— begin TEXT SEGMENT —

Dr. Ian Stevenson, a psychiatrist at the University of Virginia, spent decades collecting thousands of cases like the Pollock twins: children who claimed past-life memories with remarkable accuracy.
His work remains obviously very controversial in the scientific community, but his data stubbornly persists.
Honestly, maybe science isn’t meant to prove or disprove reincarnation, but more to hold the edges of the mystery while we sit with the question: what if?
The Soul’s Palimpsest
There’s an old idea that the body is like a manuscript hand written on parchment, and that even when you scrape off the ink, faint traces remain.
Reincarnation, if it exists, could be the same, some kind of palimpsest of the soul.
The Pollock twins carried faint traces of Joanna and Jacqueline, written not only in memory, but in their bodies itself.
The scar reborn as a birthmark, and the hip mark reappearing are the two most drastic examples of this.
It is not proof, obviously, but it does make us scratch our heads for a moment or two.
Grief and Rebirth
What moves me most in this story is not whether reincarnation is real, it’s more about the way grief reshaped itself into wonder for the Pollock family.
They lost two daughters, and a year later held two more who seemed, in strange ways, to carry the old souls forward.
I’ve read online a lot of stories where people claim their children have said unsettling things. One that still sticks in my mind is a mother who said her three year old told her he had tried to come be her son sooner, but a metal crab got in his way. She said she had had an abortion years earlier and felt chills down her back when he told her that.
Was it her mind’s way of making her feel less guilty about the abortion?
Perhaps these stories says less about metaphysics and more about how the human heart survives on.
When grief is unbearable, the idea of continuity, of an actual return, becomes a salve to our wounds.
It may not matter whether it is “true” in a laboratory sense, it matters more that it kept love alive.
I don’t know what happens to the soul after death, or I’d probably be living the life of some kind of prophet, but in Hexham, in 1958, a family was given a mystery large enough to cradle their sorrow.
Just Another Beginning
When I first read their story, I thought of the times I’ve felt déjà vu so sharp it rattled me, or dreams so vivid they carried me into centuries I’ve never lived in.

— end TEXT SEGMENT —
— begin MATERIAL —

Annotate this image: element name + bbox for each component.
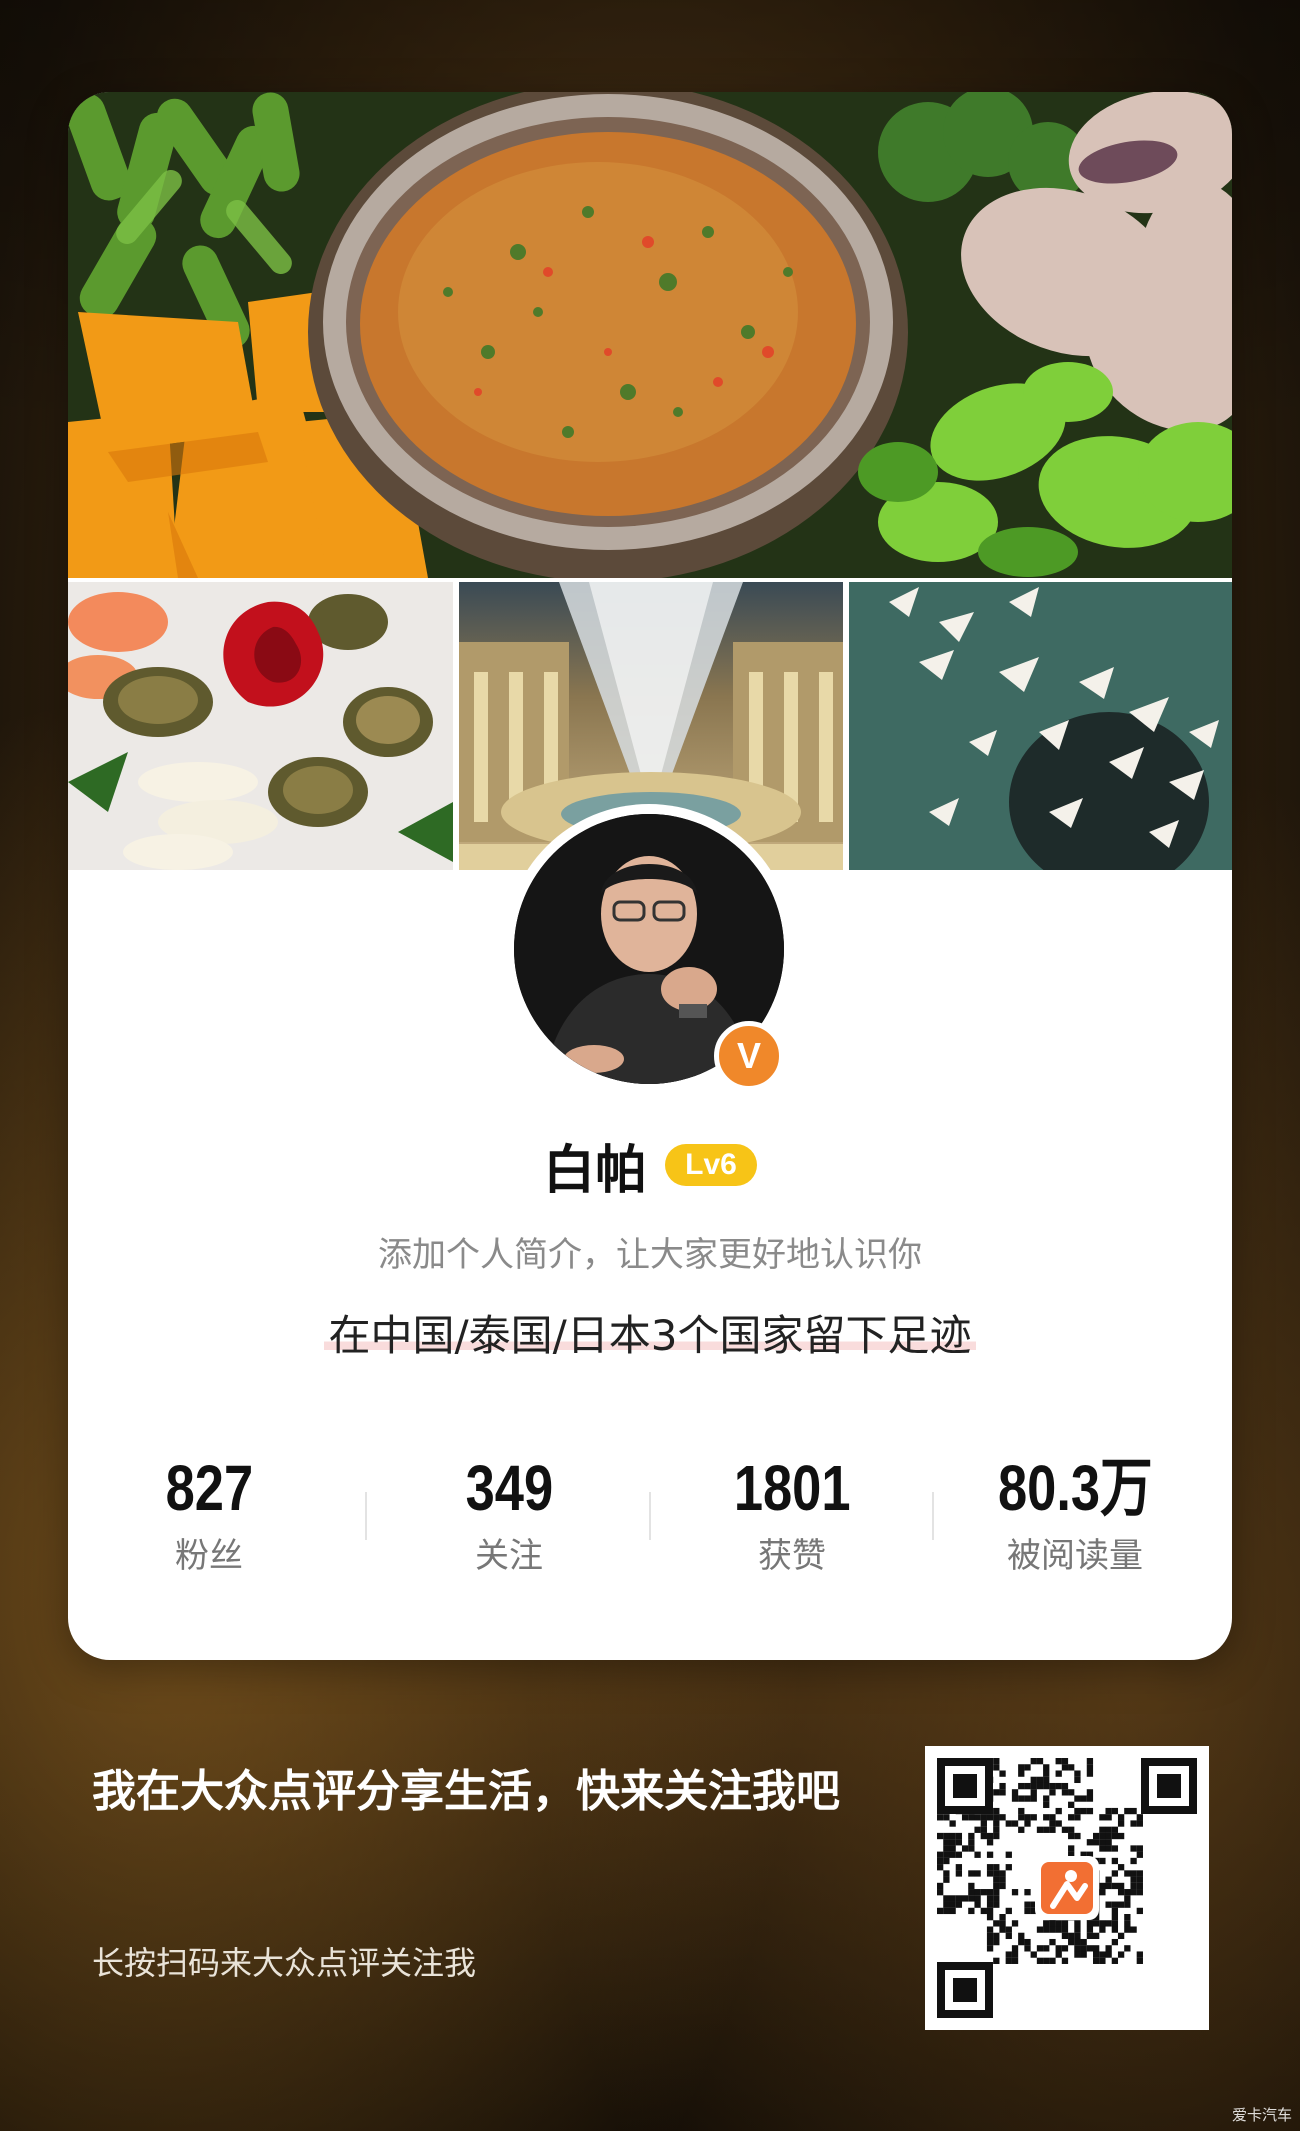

— end MATERIAL —

_DIRECTION A_
In the reincarnation essay, copy the passage from "Perhaps these stories" up to and including "to our wounds.".
_DIRECTION B_
According to the reincarnation essay, at which university was Dr. Ian Stevenson a psychiatrist?

_WORKED SOLUTION A_
Perhaps these stories says less about metaphysics and more about how the human heart survives on.
When grief is unbearable, the idea of continuity, of an actual return, becomes a salve to our wounds.

_WORKED SOLUTION B_
The University of Virginia.